**TASK INSTRUCTIONS**: Write the number of lines holding the word "name", and nothing else.

**Entries from a visual dataset**:

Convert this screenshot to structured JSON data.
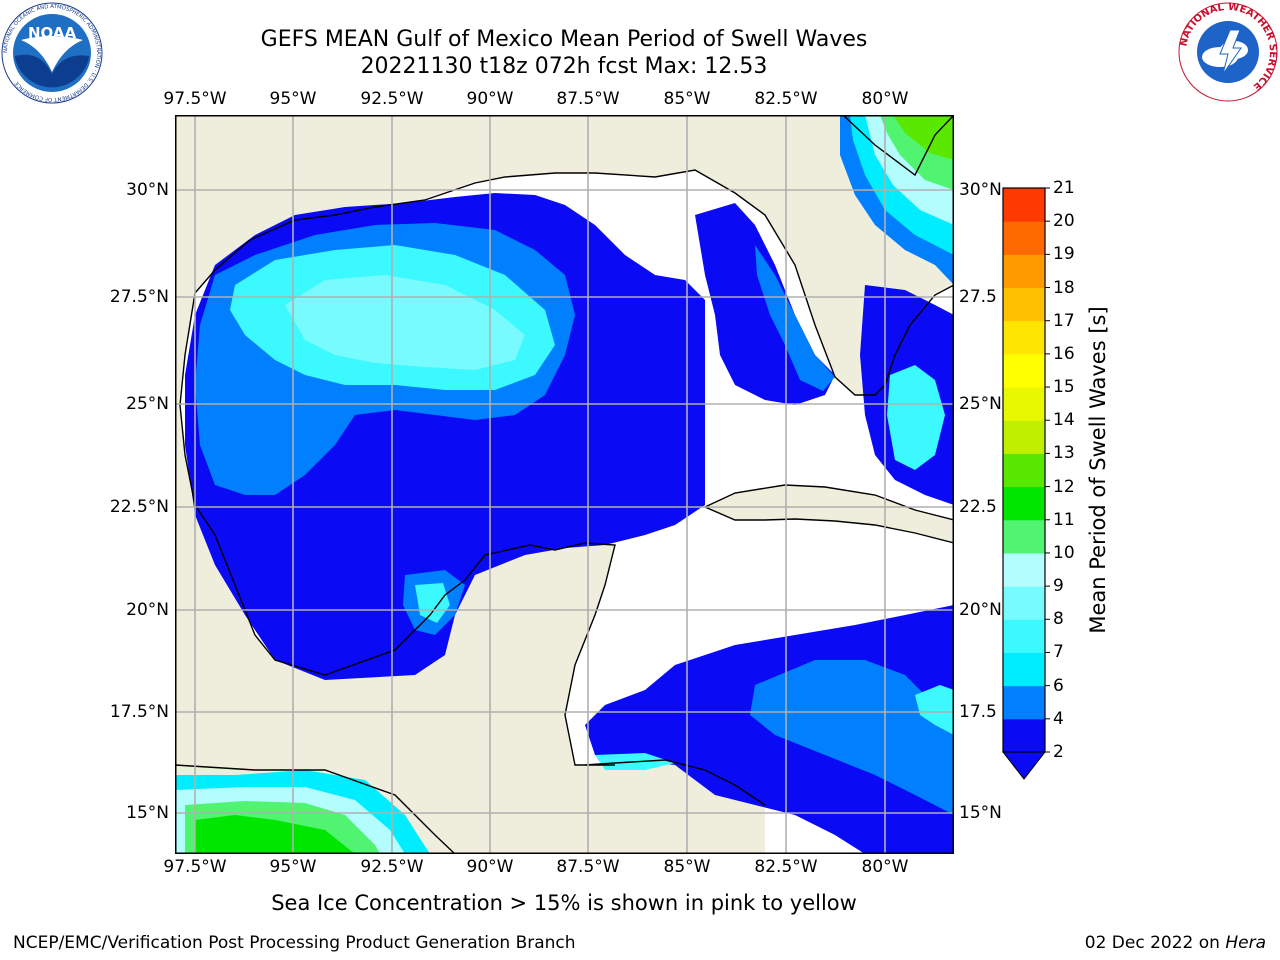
{
  "header": {
    "title_line1": "GEFS MEAN Gulf of Mexico Mean Period of Swell Waves",
    "title_line2": "20221130 t18z 072h fcst   Max: 12.53"
  },
  "map": {
    "lon_ticks": [
      "97.5°W",
      "95°W",
      "92.5°W",
      "90°W",
      "87.5°W",
      "85°W",
      "82.5°W",
      "80°W"
    ],
    "lat_ticks_left": [
      "30°N",
      "27.5°N",
      "25°N",
      "22.5°N",
      "20°N",
      "17.5°N",
      "15°N"
    ],
    "lat_ticks_right": [
      "30°N",
      "27.5",
      "25°N",
      "22.5",
      "20°N",
      "17.5",
      "15°N"
    ],
    "colors": {
      "land": "#efeedd",
      "no_data": "#ffffff",
      "grid": "#b0b0b0",
      "coast": "#000000"
    }
  },
  "colorbar": {
    "label": "Mean Period of Swell Waves [s]",
    "ticks": [
      "2",
      "4",
      "6",
      "7",
      "8",
      "9",
      "10",
      "11",
      "12",
      "13",
      "14",
      "15",
      "16",
      "17",
      "18",
      "19",
      "20",
      "21"
    ],
    "colors": [
      "#0a0af5",
      "#0080ff",
      "#00ecff",
      "#3cf8ff",
      "#78fbff",
      "#b4fdff",
      "#50f470",
      "#00e600",
      "#5ae800",
      "#c0f000",
      "#e8f800",
      "#ffff00",
      "#ffe600",
      "#ffc000",
      "#ff9a00",
      "#ff6a00",
      "#ff3a00",
      "#ff0000"
    ]
  },
  "note": "Sea Ice Concentration > 15% is shown in pink to yellow",
  "footer": {
    "left": "NCEP/EMC/Verification Post Processing Product Generation Branch",
    "date": "02 Dec 2022 on ",
    "host": "Hera"
  },
  "logos": {
    "noaa_text": "NOAA",
    "noaa_ring": "NATIONAL OCEANIC AND ATMOSPHERIC ADMINISTRATION · U.S. DEPARTMENT OF COMMERCE",
    "nws_ring": "NATIONAL WEATHER SERVICE"
  }
}
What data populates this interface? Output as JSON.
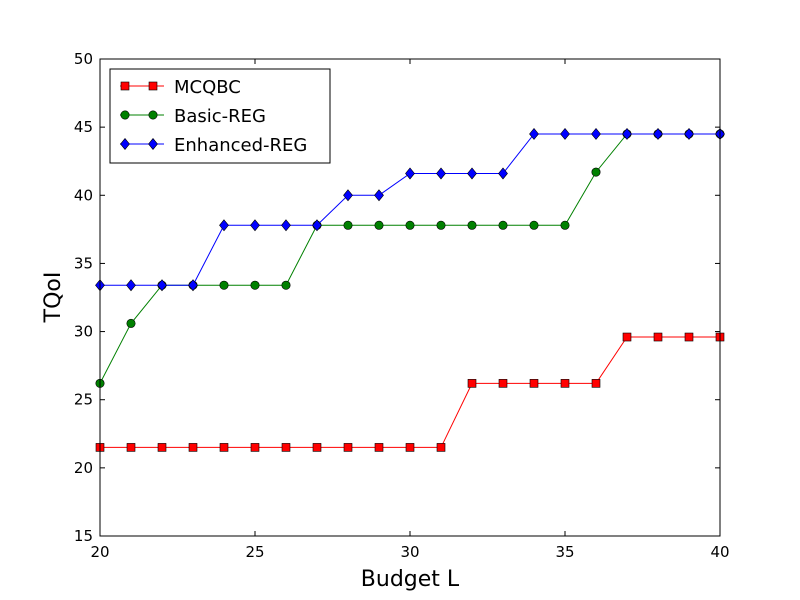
{
  "chart_data": {
    "type": "line",
    "xlabel": "Budget L",
    "ylabel": "TQoI",
    "xlim": [
      20,
      40
    ],
    "ylim": [
      15,
      50
    ],
    "x_ticks": [
      20,
      25,
      30,
      35,
      40
    ],
    "y_ticks": [
      15,
      20,
      25,
      30,
      35,
      40,
      45,
      50
    ],
    "grid": false,
    "legend_position": "top-left",
    "x": [
      20,
      21,
      22,
      23,
      24,
      25,
      26,
      27,
      28,
      29,
      30,
      31,
      32,
      33,
      34,
      35,
      36,
      37,
      38,
      39,
      40
    ],
    "series": [
      {
        "name": "MCQBC",
        "color": "#ff0000",
        "marker": "square",
        "values": [
          21.5,
          21.5,
          21.5,
          21.5,
          21.5,
          21.5,
          21.5,
          21.5,
          21.5,
          21.5,
          21.5,
          21.5,
          26.2,
          26.2,
          26.2,
          26.2,
          26.2,
          29.6,
          29.6,
          29.6,
          29.6
        ]
      },
      {
        "name": "Basic-REG",
        "color": "#008000",
        "marker": "circle",
        "values": [
          26.2,
          30.6,
          33.4,
          33.4,
          33.4,
          33.4,
          33.4,
          37.8,
          37.8,
          37.8,
          37.8,
          37.8,
          37.8,
          37.8,
          37.8,
          37.8,
          41.7,
          44.5,
          44.5,
          44.5,
          44.5
        ]
      },
      {
        "name": "Enhanced-REG",
        "color": "#0000ff",
        "marker": "diamond",
        "values": [
          33.4,
          33.4,
          33.4,
          33.4,
          37.8,
          37.8,
          37.8,
          37.8,
          40.0,
          40.0,
          41.6,
          41.6,
          41.6,
          41.6,
          44.5,
          44.5,
          44.5,
          44.5,
          44.5,
          44.5,
          44.5
        ]
      }
    ]
  }
}
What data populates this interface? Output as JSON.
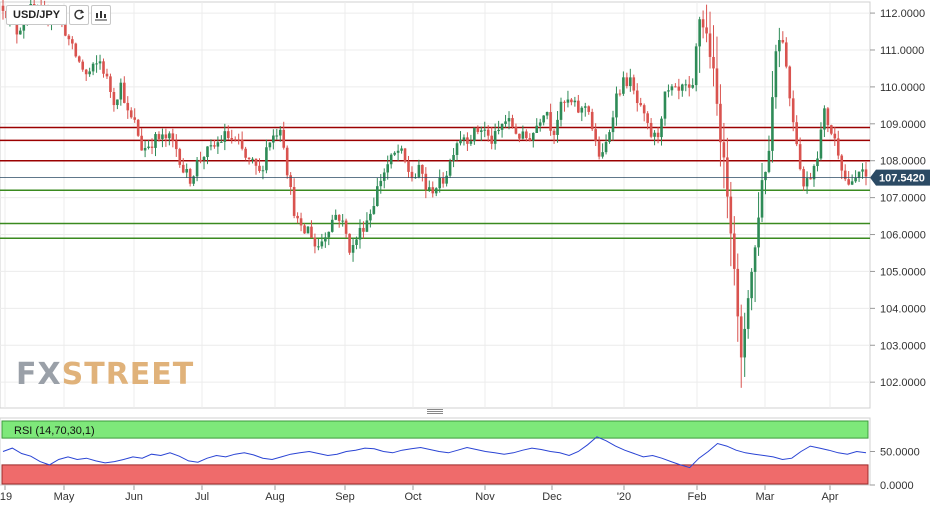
{
  "toolbar": {
    "symbol": "USD/JPY",
    "refresh_icon": "refresh-icon",
    "bar_type_icon": "candlestick-icon"
  },
  "watermark": {
    "part1": "FX",
    "part2": "STREET"
  },
  "rsi_label": "RSI (14,70,30,1)",
  "colors": {
    "up": "#2e8b57",
    "down": "#d9534f",
    "resistance": "#9b0000",
    "support": "#3a8a1f",
    "rsi_line": "#2a44d4",
    "rsi_overbought": "#7ee87a",
    "rsi_oversold": "#ef6b6b",
    "price_tag": "#2b4a64"
  },
  "chart_data": {
    "type": "candlestick",
    "title": "USD/JPY",
    "ylim": [
      101.3,
      112.3
    ],
    "yticks": [
      "112.0000",
      "111.0000",
      "110.0000",
      "109.0000",
      "108.0000",
      "107.0000",
      "106.0000",
      "105.0000",
      "104.0000",
      "103.0000",
      "102.0000"
    ],
    "x_labels": [
      "'19",
      "May",
      "Jun",
      "Jul",
      "Aug",
      "Sep",
      "Oct",
      "Nov",
      "Dec",
      "'20",
      "Feb",
      "Mar",
      "Apr"
    ],
    "last_price": "107.5420",
    "last_price_value": 107.542,
    "horizontal_levels": {
      "resistance": [
        108.9,
        108.55,
        108.0
      ],
      "support": [
        107.2,
        106.3,
        105.9
      ]
    },
    "price_path": [
      [
        0,
        112.2
      ],
      [
        2,
        111.5
      ],
      [
        4,
        112.1
      ],
      [
        6,
        111.9
      ],
      [
        8,
        112.0
      ],
      [
        10,
        111.0
      ],
      [
        12,
        110.3
      ],
      [
        14,
        110.7
      ],
      [
        16,
        109.6
      ],
      [
        17,
        110.1
      ],
      [
        18,
        109.2
      ],
      [
        19,
        109.0
      ],
      [
        20,
        108.3
      ],
      [
        22,
        108.6
      ],
      [
        24,
        108.6
      ],
      [
        25,
        108.3
      ],
      [
        26,
        107.7
      ],
      [
        27,
        107.5
      ],
      [
        28,
        108.0
      ],
      [
        29,
        108.2
      ],
      [
        30,
        108.3
      ],
      [
        32,
        108.7
      ],
      [
        34,
        108.4
      ],
      [
        35,
        108.0
      ],
      [
        36,
        107.9
      ],
      [
        37,
        107.6
      ],
      [
        38,
        108.5
      ],
      [
        39,
        108.7
      ],
      [
        40,
        109.0
      ],
      [
        41,
        107.5
      ],
      [
        42,
        106.5
      ],
      [
        43,
        106.0
      ],
      [
        44,
        106.2
      ],
      [
        45,
        105.6
      ],
      [
        46,
        105.9
      ],
      [
        47,
        106.3
      ],
      [
        48,
        106.6
      ],
      [
        49,
        106.2
      ],
      [
        50,
        105.5
      ],
      [
        51,
        106.0
      ],
      [
        52,
        106.3
      ],
      [
        53,
        106.7
      ],
      [
        54,
        107.4
      ],
      [
        55,
        107.8
      ],
      [
        56,
        108.1
      ],
      [
        57,
        108.3
      ],
      [
        58,
        107.8
      ],
      [
        59,
        107.5
      ],
      [
        60,
        107.8
      ],
      [
        61,
        107.1
      ],
      [
        62,
        107.3
      ],
      [
        63,
        107.4
      ],
      [
        64,
        107.8
      ],
      [
        65,
        108.5
      ],
      [
        66,
        108.7
      ],
      [
        67,
        108.6
      ],
      [
        68,
        108.8
      ],
      [
        69,
        108.9
      ],
      [
        70,
        108.5
      ],
      [
        71,
        108.7
      ],
      [
        72,
        109.1
      ],
      [
        73,
        109.0
      ],
      [
        74,
        108.7
      ],
      [
        75,
        108.6
      ],
      [
        76,
        108.7
      ],
      [
        77,
        109.1
      ],
      [
        78,
        109.5
      ],
      [
        79,
        108.7
      ],
      [
        80,
        109.4
      ],
      [
        81,
        109.6
      ],
      [
        82,
        109.5
      ],
      [
        83,
        109.3
      ],
      [
        84,
        109.6
      ],
      [
        85,
        108.5
      ],
      [
        86,
        108.0
      ],
      [
        87,
        108.7
      ],
      [
        88,
        109.7
      ],
      [
        89,
        110.1
      ],
      [
        90,
        110.2
      ],
      [
        91,
        109.6
      ],
      [
        92,
        109.2
      ],
      [
        93,
        108.7
      ],
      [
        94,
        108.6
      ],
      [
        95,
        109.7
      ],
      [
        96,
        109.9
      ],
      [
        97,
        109.8
      ],
      [
        98,
        110.0
      ],
      [
        99,
        109.7
      ],
      [
        100,
        111.9
      ],
      [
        101,
        111.5
      ],
      [
        102,
        110.5
      ],
      [
        103,
        108.8
      ],
      [
        104,
        107.3
      ],
      [
        105,
        105.4
      ],
      [
        106,
        102.4
      ],
      [
        107,
        104.3
      ],
      [
        108,
        105.5
      ],
      [
        109,
        107.4
      ],
      [
        110,
        108.1
      ],
      [
        111,
        111.1
      ],
      [
        112,
        111.4
      ],
      [
        113,
        109.8
      ],
      [
        114,
        108.6
      ],
      [
        115,
        107.3
      ],
      [
        116,
        107.6
      ],
      [
        117,
        108.2
      ],
      [
        118,
        109.3
      ],
      [
        119,
        108.8
      ],
      [
        120,
        108.3
      ],
      [
        121,
        107.5
      ],
      [
        122,
        107.3
      ],
      [
        123,
        107.7
      ],
      [
        124,
        107.54
      ]
    ],
    "rsi": {
      "ylim": [
        0,
        100
      ],
      "yticks": [
        "50.0000",
        "0.0000"
      ],
      "levels": [
        70,
        30
      ],
      "values": [
        50,
        55,
        47,
        43,
        35,
        30,
        38,
        42,
        38,
        40,
        36,
        33,
        35,
        38,
        42,
        40,
        46,
        44,
        48,
        43,
        36,
        34,
        40,
        44,
        42,
        46,
        48,
        45,
        40,
        38,
        42,
        46,
        48,
        50,
        47,
        44,
        46,
        50,
        52,
        55,
        54,
        50,
        48,
        52,
        54,
        56,
        53,
        50,
        48,
        52,
        56,
        53,
        50,
        48,
        46,
        48,
        52,
        55,
        53,
        50,
        48,
        44,
        50,
        60,
        72,
        66,
        58,
        52,
        47,
        42,
        44,
        40,
        35,
        30,
        26,
        40,
        50,
        62,
        58,
        52,
        48,
        46,
        44,
        42,
        38,
        40,
        50,
        58,
        55,
        52,
        48,
        46,
        50,
        48
      ]
    }
  }
}
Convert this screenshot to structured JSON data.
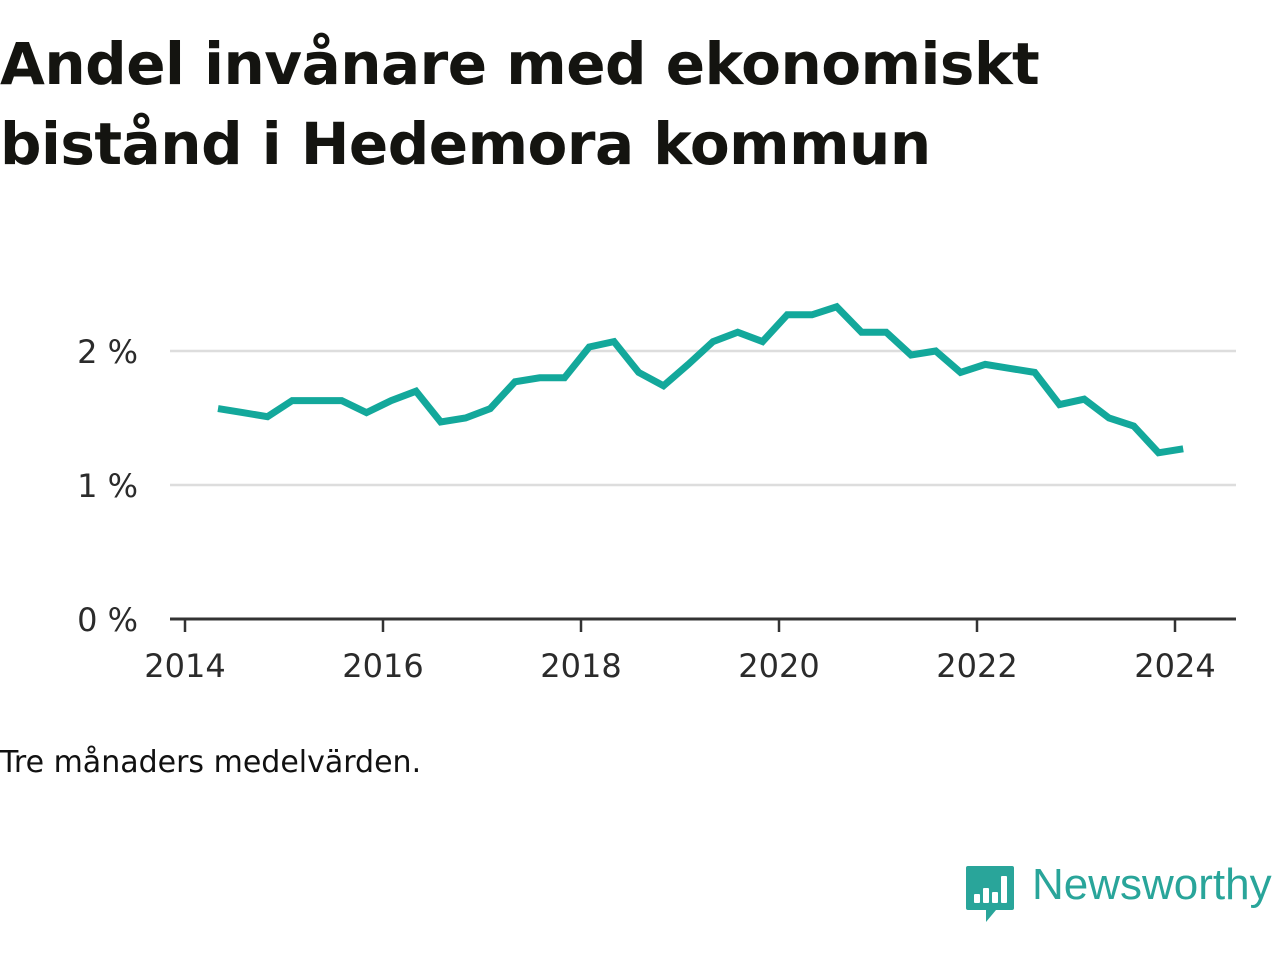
{
  "title": "Andel invånare med ekonomiskt bistånd i Hedemora kommun",
  "note": "Tre månaders medelvärden.",
  "brand": {
    "name": "Newsworthy",
    "icon": "newsworthy-logo-icon",
    "color": "#29a59a"
  },
  "colors": {
    "line": "#13a89b",
    "grid": "#dddddd",
    "axis": "#333333",
    "text": "#2b2b2b"
  },
  "chart_data": {
    "type": "line",
    "title": "Andel invånare med ekonomiskt bistånd i Hedemora kommun",
    "xlabel": "",
    "ylabel": "",
    "x_ticks": [
      "2014",
      "2016",
      "2018",
      "2020",
      "2022",
      "2024"
    ],
    "y_ticks": [
      "0 %",
      "1 %",
      "2 %"
    ],
    "xlim": [
      "2014-01",
      "2024-06"
    ],
    "ylim": [
      0,
      2.5
    ],
    "grid": true,
    "legend": "none",
    "series": [
      {
        "x": [
          "2014-05",
          "2014-08",
          "2014-11",
          "2015-02",
          "2015-05",
          "2015-08",
          "2015-11",
          "2016-02",
          "2016-05",
          "2016-08",
          "2016-11",
          "2017-02",
          "2017-05",
          "2017-08",
          "2017-11",
          "2018-02",
          "2018-05",
          "2018-08",
          "2018-11",
          "2019-02",
          "2019-05",
          "2019-08",
          "2019-11",
          "2020-02",
          "2020-05",
          "2020-08",
          "2020-11",
          "2021-02",
          "2021-05",
          "2021-08",
          "2021-11",
          "2022-02",
          "2022-05",
          "2022-08",
          "2022-11",
          "2023-02",
          "2023-05",
          "2023-08",
          "2023-11",
          "2024-02"
        ],
        "values": [
          1.57,
          1.54,
          1.51,
          1.63,
          1.63,
          1.63,
          1.54,
          1.63,
          1.7,
          1.47,
          1.5,
          1.57,
          1.77,
          1.8,
          1.8,
          2.03,
          2.07,
          1.84,
          1.74,
          1.9,
          2.07,
          2.14,
          2.07,
          2.27,
          2.27,
          2.33,
          2.14,
          2.14,
          1.97,
          2.0,
          1.84,
          1.9,
          1.87,
          1.84,
          1.6,
          1.64,
          1.5,
          1.44,
          1.24,
          1.27
        ]
      }
    ]
  }
}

**IN RESPONSE**: 4